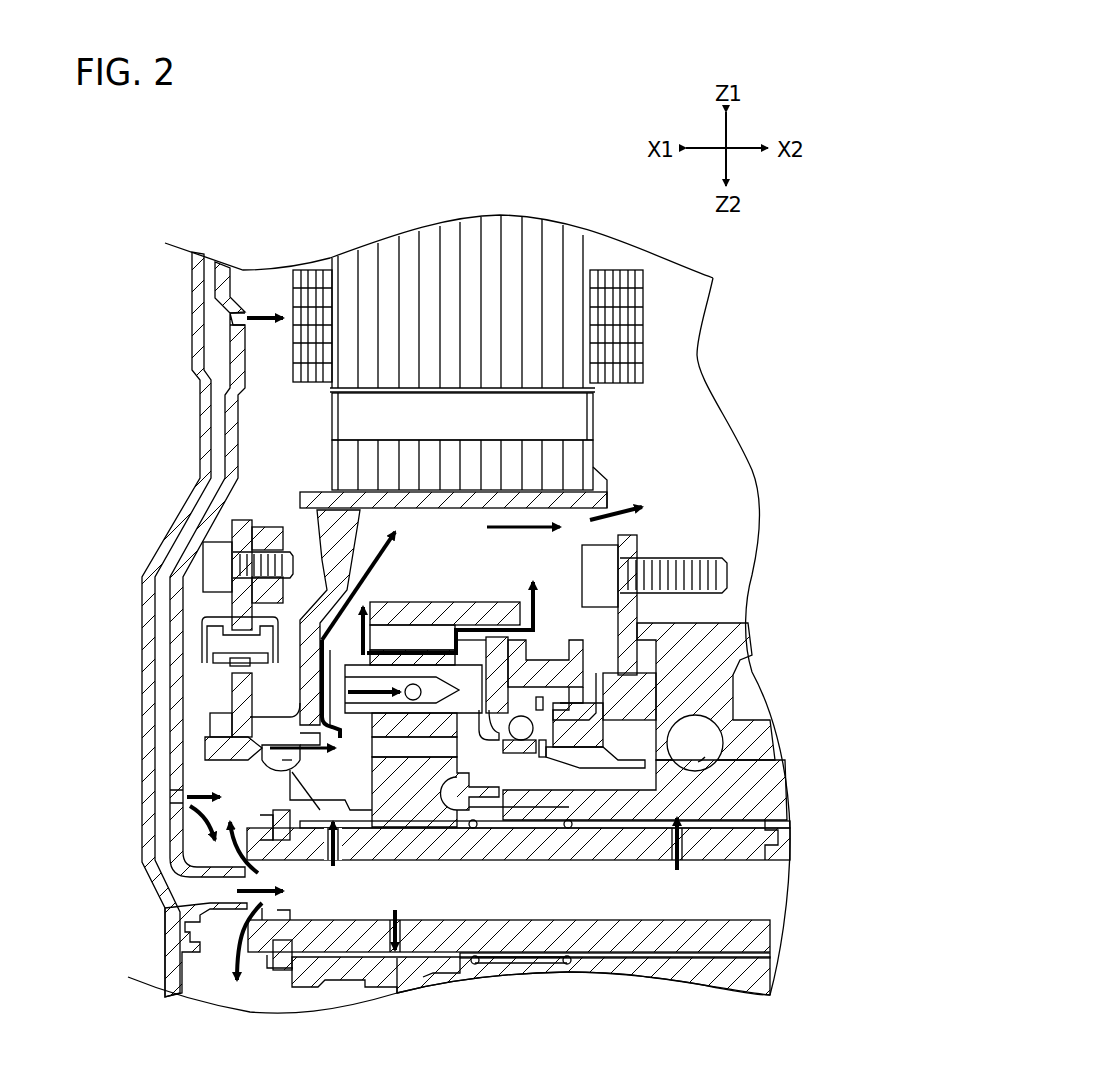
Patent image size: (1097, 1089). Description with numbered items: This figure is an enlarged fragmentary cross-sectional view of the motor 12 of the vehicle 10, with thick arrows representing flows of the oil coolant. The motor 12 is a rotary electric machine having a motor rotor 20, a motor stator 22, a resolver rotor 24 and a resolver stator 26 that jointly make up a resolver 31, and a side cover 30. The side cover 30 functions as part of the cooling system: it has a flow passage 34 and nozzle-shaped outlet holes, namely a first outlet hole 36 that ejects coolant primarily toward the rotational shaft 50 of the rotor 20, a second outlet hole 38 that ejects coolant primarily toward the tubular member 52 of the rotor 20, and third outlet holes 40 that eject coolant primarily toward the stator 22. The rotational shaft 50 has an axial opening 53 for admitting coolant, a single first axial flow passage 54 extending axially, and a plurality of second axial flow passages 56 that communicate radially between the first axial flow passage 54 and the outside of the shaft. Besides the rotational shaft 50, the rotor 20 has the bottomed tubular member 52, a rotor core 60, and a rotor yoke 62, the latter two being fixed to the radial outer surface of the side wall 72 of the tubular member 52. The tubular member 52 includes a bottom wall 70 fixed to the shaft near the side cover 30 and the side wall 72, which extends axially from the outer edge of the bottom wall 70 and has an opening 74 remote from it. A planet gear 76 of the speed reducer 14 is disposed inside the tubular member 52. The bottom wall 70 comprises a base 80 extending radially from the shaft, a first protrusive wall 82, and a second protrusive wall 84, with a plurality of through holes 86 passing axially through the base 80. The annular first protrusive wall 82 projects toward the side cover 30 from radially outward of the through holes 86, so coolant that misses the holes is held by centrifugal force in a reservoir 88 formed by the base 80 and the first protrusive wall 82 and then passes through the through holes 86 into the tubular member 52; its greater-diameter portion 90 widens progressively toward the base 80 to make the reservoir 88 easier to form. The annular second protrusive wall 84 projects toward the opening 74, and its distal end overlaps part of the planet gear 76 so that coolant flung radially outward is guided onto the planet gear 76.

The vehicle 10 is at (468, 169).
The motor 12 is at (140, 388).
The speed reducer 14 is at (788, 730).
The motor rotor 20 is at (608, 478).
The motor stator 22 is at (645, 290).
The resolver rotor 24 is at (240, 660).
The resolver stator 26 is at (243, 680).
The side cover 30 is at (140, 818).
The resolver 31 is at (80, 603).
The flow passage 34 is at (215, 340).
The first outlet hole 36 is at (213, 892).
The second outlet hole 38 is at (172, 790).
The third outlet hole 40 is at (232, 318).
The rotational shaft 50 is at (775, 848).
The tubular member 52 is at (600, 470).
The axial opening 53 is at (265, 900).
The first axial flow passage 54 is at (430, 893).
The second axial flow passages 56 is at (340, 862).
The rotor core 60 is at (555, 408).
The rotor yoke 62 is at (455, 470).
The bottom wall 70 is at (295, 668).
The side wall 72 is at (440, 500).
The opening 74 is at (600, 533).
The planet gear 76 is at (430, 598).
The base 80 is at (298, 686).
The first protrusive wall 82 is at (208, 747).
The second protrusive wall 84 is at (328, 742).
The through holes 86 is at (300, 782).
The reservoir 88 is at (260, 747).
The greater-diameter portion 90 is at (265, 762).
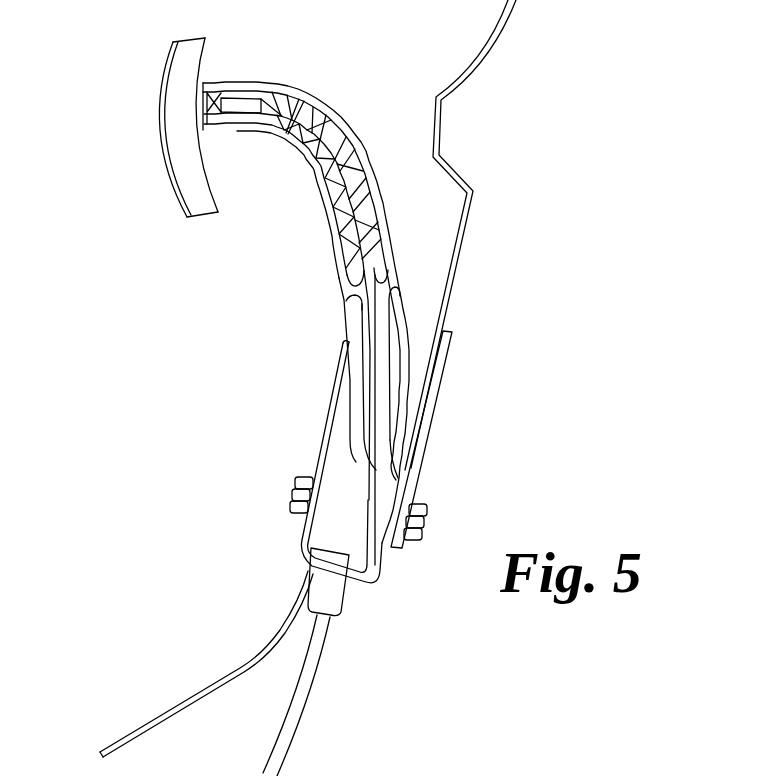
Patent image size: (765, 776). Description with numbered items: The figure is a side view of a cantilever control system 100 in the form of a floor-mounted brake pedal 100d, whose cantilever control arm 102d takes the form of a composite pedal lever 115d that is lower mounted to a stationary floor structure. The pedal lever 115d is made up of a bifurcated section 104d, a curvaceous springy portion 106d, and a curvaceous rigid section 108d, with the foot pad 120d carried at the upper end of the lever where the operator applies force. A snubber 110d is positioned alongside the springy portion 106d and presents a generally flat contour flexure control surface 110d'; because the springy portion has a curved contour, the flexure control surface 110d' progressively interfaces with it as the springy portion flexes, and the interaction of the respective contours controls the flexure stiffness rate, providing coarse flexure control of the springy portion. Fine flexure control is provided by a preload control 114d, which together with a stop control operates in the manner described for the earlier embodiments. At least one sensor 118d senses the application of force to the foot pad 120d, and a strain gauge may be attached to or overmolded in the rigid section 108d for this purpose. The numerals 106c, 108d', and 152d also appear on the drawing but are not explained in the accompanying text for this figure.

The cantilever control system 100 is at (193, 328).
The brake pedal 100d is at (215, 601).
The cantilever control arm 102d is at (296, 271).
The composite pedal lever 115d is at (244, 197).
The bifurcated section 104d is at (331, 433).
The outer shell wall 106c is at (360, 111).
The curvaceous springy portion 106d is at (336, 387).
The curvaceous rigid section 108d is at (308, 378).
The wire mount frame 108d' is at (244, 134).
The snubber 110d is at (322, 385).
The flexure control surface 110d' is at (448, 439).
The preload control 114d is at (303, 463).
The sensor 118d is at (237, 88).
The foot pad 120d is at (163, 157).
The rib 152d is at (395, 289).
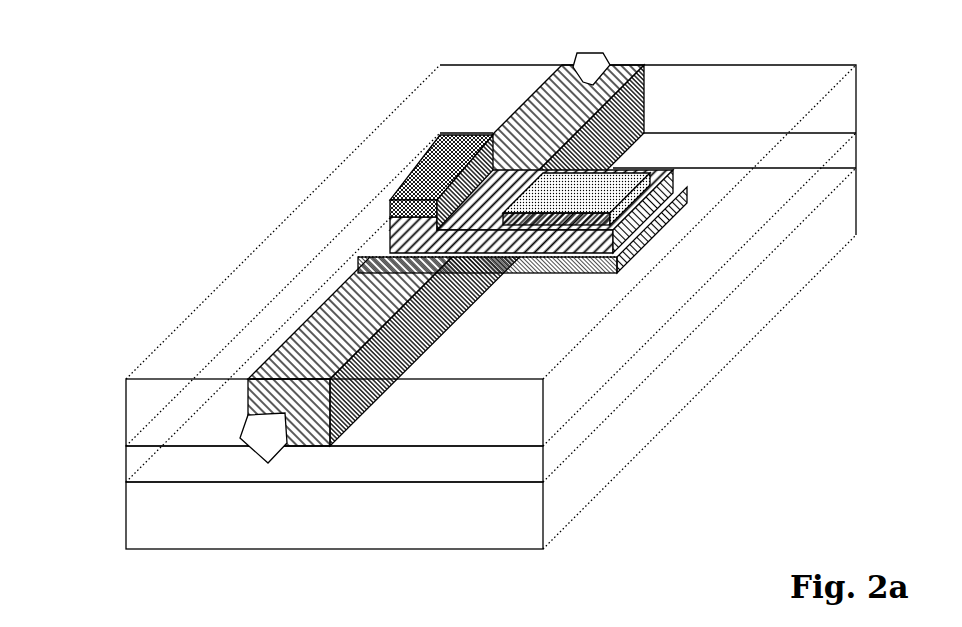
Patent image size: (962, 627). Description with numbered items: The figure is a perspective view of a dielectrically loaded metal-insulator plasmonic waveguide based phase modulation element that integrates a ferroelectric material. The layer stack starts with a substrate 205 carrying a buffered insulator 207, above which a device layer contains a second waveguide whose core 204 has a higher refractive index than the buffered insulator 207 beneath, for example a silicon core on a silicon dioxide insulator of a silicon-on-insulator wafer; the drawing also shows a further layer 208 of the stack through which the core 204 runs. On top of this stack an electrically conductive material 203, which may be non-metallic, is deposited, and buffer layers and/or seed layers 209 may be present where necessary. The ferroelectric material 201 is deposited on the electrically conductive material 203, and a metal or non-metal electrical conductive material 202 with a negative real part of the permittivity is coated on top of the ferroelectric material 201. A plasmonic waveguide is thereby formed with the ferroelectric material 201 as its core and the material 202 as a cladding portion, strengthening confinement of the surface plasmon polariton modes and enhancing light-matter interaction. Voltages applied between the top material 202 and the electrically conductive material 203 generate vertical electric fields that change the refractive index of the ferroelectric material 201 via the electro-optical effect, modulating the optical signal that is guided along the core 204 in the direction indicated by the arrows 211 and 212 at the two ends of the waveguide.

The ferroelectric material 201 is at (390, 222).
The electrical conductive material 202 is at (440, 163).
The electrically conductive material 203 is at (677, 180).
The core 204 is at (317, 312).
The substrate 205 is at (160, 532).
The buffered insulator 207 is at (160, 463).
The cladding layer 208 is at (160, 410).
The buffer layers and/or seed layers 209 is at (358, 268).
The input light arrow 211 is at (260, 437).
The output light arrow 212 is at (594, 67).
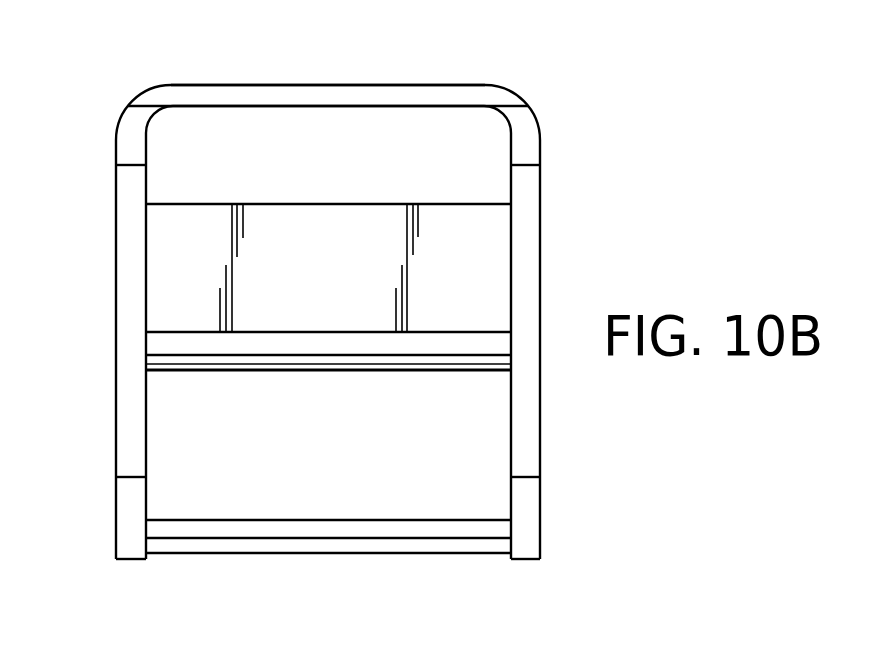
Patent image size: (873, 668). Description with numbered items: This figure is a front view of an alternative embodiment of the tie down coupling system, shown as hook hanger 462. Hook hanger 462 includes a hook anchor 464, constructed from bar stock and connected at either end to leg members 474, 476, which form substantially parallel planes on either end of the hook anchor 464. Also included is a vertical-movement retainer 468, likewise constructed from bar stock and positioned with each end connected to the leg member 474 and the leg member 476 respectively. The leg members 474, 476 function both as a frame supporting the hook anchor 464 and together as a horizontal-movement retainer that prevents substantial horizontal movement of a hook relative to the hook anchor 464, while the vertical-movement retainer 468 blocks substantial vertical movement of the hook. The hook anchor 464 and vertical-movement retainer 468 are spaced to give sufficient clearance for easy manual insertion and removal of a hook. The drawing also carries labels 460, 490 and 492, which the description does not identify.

========================================================================

## TASK INSTRUCTIONS
Reproduce all of the material above word for word, leaving out the pictures.

## PROBLEM SOLUTION
Patent image size: (1097, 1089). Description with numbered items: This figure is an enlarged fragmentary cross-sectional view of the motor 12 of the vehicle 10, with thick arrows representing flows of the oil coolant. The motor 12 is a rotary electric machine having a motor rotor 20, a motor stator 22, a resolver rotor 24 and a resolver stator 26 that jointly make up a resolver 31, and a side cover 30. The side cover 30 functions as part of the cooling system: it has a flow passage 34 and nozzle-shaped outlet holes, namely a first outlet hole 36 that ejects coolant primarily toward the rotational shaft 50 of the rotor 20, a second outlet hole 38 that ejects coolant primarily toward the tubular member 52 of the rotor 20, and third outlet holes 40 that eject coolant primarily toward the stator 22. The rotational shaft 50 has an axial opening 53 for admitting coolant, a single first axial flow passage 54 extending axially, and a plurality of second axial flow passages 56 that communicate radially between the first axial flow passage 54 and the outside of the shaft. Besides the rotational shaft 50, the rotor 20 has the bottomed tubular member 52, a rotor core 60, and a rotor yoke 62, the latter two being fixed to the radial outer surface of the side wall 72 of the tubular member 52. The tubular member 52 includes a bottom wall 70 fixed to the shaft near the side cover 30 and the side wall 72, which extends axially from the outer edge of the bottom wall 70 and has an opening 74 remote from it. A planet gear 76 of the speed reducer 14 is disposed inside the tubular member 52. The bottom wall 70 comprises a base 80 extending radially from the shaft, a first protrusive wall 82, and a second protrusive wall 84, with a plurality of through holes 86 passing axially through the base 80. The annular first protrusive wall 82 projects toward the side cover 30 from radially outward of the through holes 86, so coolant that misses the holes is held by centrifugal force in a reservoir 88 formed by the base 80 and the first protrusive wall 82 and then passes through the through holes 86 into the tubular member 52; its greater-diameter portion 90 widens progressively toward the base 80 to make the reservoir 88 easier to form. The annular second protrusive wall 84 projects toward the opening 74, and its distal end overlaps part of the planet gear 76 so that coolant flung radially outward is guided onto the planet gear 76.

The vehicle 10 is at (468, 169).
The motor 12 is at (140, 388).
The speed reducer 14 is at (788, 730).
The motor rotor 20 is at (608, 478).
The motor stator 22 is at (645, 290).
The resolver rotor 24 is at (240, 660).
The resolver stator 26 is at (243, 680).
The side cover 30 is at (140, 818).
The resolver 31 is at (80, 603).
The flow passage 34 is at (215, 340).
The first outlet hole 36 is at (213, 892).
The second outlet hole 38 is at (172, 790).
The third outlet hole 40 is at (232, 318).
The rotational shaft 50 is at (775, 848).
The tubular member 52 is at (600, 470).
The axial opening 53 is at (265, 900).
The first axial flow passage 54 is at (430, 893).
The second axial flow passages 56 is at (340, 862).
The rotor core 60 is at (555, 408).
The rotor yoke 62 is at (455, 470).
The bottom wall 70 is at (295, 668).
The side wall 72 is at (440, 500).
The opening 74 is at (600, 533).
The planet gear 76 is at (430, 598).
The base 80 is at (298, 686).
The first protrusive wall 82 is at (208, 747).
The second protrusive wall 84 is at (328, 742).
The through holes 86 is at (300, 782).
The reservoir 88 is at (260, 747).
The greater-diameter portion 90 is at (265, 762).
Patent image size: (765, 776). Description with numbered items: The figure is a side view of a cantilever control system 100 in the form of a floor-mounted brake pedal 100d, whose cantilever control arm 102d takes the form of a composite pedal lever 115d that is lower mounted to a stationary floor structure. The pedal lever 115d is made up of a bifurcated section 104d, a curvaceous springy portion 106d, and a curvaceous rigid section 108d, with the foot pad 120d carried at the upper end of the lever where the operator applies force. A snubber 110d is positioned alongside the springy portion 106d and presents a generally flat contour flexure control surface 110d'; because the springy portion has a curved contour, the flexure control surface 110d' progressively interfaces with it as the springy portion flexes, and the interaction of the respective contours controls the flexure stiffness rate, providing coarse flexure control of the springy portion. Fine flexure control is provided by a preload control 114d, which together with a stop control operates in the manner described for the earlier embodiments. At least one sensor 118d senses the application of force to the foot pad 120d, and a strain gauge may be attached to or overmolded in the rigid section 108d for this purpose. The numerals 106c, 108d', and 152d also appear on the drawing but are not explained in the accompanying text for this figure.

The cantilever control system 100 is at (193, 328).
The brake pedal 100d is at (215, 601).
The cantilever control arm 102d is at (296, 271).
The composite pedal lever 115d is at (244, 197).
The bifurcated section 104d is at (331, 433).
The outer shell wall 106c is at (360, 111).
The curvaceous springy portion 106d is at (336, 387).
The curvaceous rigid section 108d is at (308, 378).
The wire mount frame 108d' is at (244, 134).
The snubber 110d is at (322, 385).
The flexure control surface 110d' is at (448, 439).
The preload control 114d is at (303, 463).
The sensor 118d is at (237, 88).
The foot pad 120d is at (163, 157).
The rib 152d is at (395, 289).
Patent image size: (962, 627). Description with numbered items: The figure is a perspective view of a dielectrically loaded metal-insulator plasmonic waveguide based phase modulation element that integrates a ferroelectric material. The layer stack starts with a substrate 205 carrying a buffered insulator 207, above which a device layer contains a second waveguide whose core 204 has a higher refractive index than the buffered insulator 207 beneath, for example a silicon core on a silicon dioxide insulator of a silicon-on-insulator wafer; the drawing also shows a further layer 208 of the stack through which the core 204 runs. On top of this stack an electrically conductive material 203, which may be non-metallic, is deposited, and buffer layers and/or seed layers 209 may be present where necessary. The ferroelectric material 201 is deposited on the electrically conductive material 203, and a metal or non-metal electrical conductive material 202 with a negative real part of the permittivity is coated on top of the ferroelectric material 201. A plasmonic waveguide is thereby formed with the ferroelectric material 201 as its core and the material 202 as a cladding portion, strengthening confinement of the surface plasmon polariton modes and enhancing light-matter interaction. Voltages applied between the top material 202 and the electrically conductive material 203 generate vertical electric fields that change the refractive index of the ferroelectric material 201 via the electro-optical effect, modulating the optical signal that is guided along the core 204 in the direction indicated by the arrows 211 and 212 at the two ends of the waveguide.

The ferroelectric material 201 is at (390, 222).
The electrical conductive material 202 is at (440, 163).
The electrically conductive material 203 is at (677, 180).
The core 204 is at (317, 312).
The substrate 205 is at (160, 532).
The buffered insulator 207 is at (160, 463).
The cladding layer 208 is at (160, 410).
The buffer layers and/or seed layers 209 is at (358, 268).
The input light arrow 211 is at (260, 437).
The output light arrow 212 is at (594, 67).
Patent image size: (873, 668). Description with numbered items: This figure is a front view of an alternative embodiment of the tie down coupling system, shown as hook hanger 462. Hook hanger 462 includes a hook anchor 464, constructed from bar stock and connected at either end to leg members 474, 476, which form substantially parallel planes on either end of the hook anchor 464. Also included is a vertical-movement retainer 468, likewise constructed from bar stock and positioned with each end connected to the leg member 474 and the leg member 476 respectively. The leg members 474, 476 function both as a frame supporting the hook anchor 464 and together as a horizontal-movement retainer that prevents substantial horizontal movement of a hook relative to the hook anchor 464, while the vertical-movement retainer 468 blocks substantial vertical movement of the hook. The hook anchor 464 and vertical-movement retainer 468 are spaced to give sufficient clearance for easy manual insertion and removal of a hook. The drawing also carries labels 460, 490 and 492, which the description does not identify.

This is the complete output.